● **Problem to solve**
Print the whole listing exactly.

---------- Stored rows

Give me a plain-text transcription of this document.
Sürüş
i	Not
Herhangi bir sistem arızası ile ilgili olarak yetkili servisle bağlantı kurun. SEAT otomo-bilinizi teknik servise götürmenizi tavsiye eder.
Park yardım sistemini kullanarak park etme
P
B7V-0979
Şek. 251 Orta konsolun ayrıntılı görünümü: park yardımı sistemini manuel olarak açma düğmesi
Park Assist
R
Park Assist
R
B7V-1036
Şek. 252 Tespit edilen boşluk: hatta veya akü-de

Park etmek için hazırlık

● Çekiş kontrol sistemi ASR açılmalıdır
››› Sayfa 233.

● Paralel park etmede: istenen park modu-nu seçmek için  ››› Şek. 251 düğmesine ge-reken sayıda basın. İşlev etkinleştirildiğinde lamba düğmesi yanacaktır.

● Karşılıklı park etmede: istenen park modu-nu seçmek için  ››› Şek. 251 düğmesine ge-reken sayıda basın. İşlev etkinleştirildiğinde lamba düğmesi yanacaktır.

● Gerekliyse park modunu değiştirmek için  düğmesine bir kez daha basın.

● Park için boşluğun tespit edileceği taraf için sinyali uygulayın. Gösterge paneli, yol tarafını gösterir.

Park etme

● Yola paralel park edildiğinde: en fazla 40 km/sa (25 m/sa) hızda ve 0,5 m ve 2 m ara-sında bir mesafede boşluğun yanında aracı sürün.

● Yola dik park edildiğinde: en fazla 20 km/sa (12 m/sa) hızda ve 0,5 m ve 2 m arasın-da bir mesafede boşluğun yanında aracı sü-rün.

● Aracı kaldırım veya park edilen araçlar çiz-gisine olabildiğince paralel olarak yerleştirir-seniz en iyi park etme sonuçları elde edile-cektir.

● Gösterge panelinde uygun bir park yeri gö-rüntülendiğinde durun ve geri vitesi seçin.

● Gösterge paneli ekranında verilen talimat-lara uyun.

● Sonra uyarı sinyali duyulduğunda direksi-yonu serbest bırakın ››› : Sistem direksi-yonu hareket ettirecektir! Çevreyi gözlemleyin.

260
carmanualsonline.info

--------------------

● **The solution**
Give me a plain-text transcription of this document.
Sürüş
i	Not
Herhangi bir sistem arızası ile ilgili olarak yetkili servisle bağlantı kurun. SEAT otomo-bilinizi teknik servise götürmenizi tavsiye eder.
Park yardım sistemini kullanarak park etme
P
B7V-0979
Şek. 251 Orta konsolun ayrıntılı görünümü: park yardımı sistemini manuel olarak açma düğmesi
Park Assist
R
Park Assist
R
B7V-1036
Şek. 252 Tespit edilen boşluk: hatta veya akü-de

Park etmek için hazırlık

● Çekiş kontrol sistemi ASR açılmalıdır
››› Sayfa 233.

● Paralel park etmede: istenen park modu-nu seçmek için  ››› Şek. 251 düğmesine ge-reken sayıda basın. İşlev etkinleştirildiğinde lamba düğmesi yanacaktır.

● Karşılıklı park etmede: istenen park modu-nu seçmek için  ››› Şek. 251 düğmesine ge-reken sayıda basın. İşlev etkinleştirildiğinde lamba düğmesi yanacaktır.

● Gerekliyse park modunu değiştirmek için  düğmesine bir kez daha basın.

● Park için boşluğun tespit edileceği taraf için sinyali uygulayın. Gösterge paneli, yol tarafını gösterir.

Park etme

● Yola paralel park edildiğinde: en fazla 40 km/sa (25 m/sa) hızda ve 0,5 m ve 2 m ara-sında bir mesafede boşluğun yanında aracı sürün.

● Yola dik park edildiğinde: en fazla 20 km/sa (12 m/sa) hızda ve 0,5 m ve 2 m arasın-da bir mesafede boşluğun yanında aracı sü-rün.

● Aracı kaldırım veya park edilen araçlar çiz-gisine olabildiğince paralel olarak yerleştirir-seniz en iyi park etme sonuçları elde edile-cektir.

● Gösterge panelinde uygun bir park yeri gö-rüntülendiğinde durun ve geri vitesi seçin.

● Gösterge paneli ekranında verilen talimat-lara uyun.

● Sonra uyarı sinyali duyulduğunda direksi-yonu serbest bırakın ››› : Sistem direksi-yonu hareket ettirecektir! Çevreyi gözlemleyin.

260
carmanualsonline.info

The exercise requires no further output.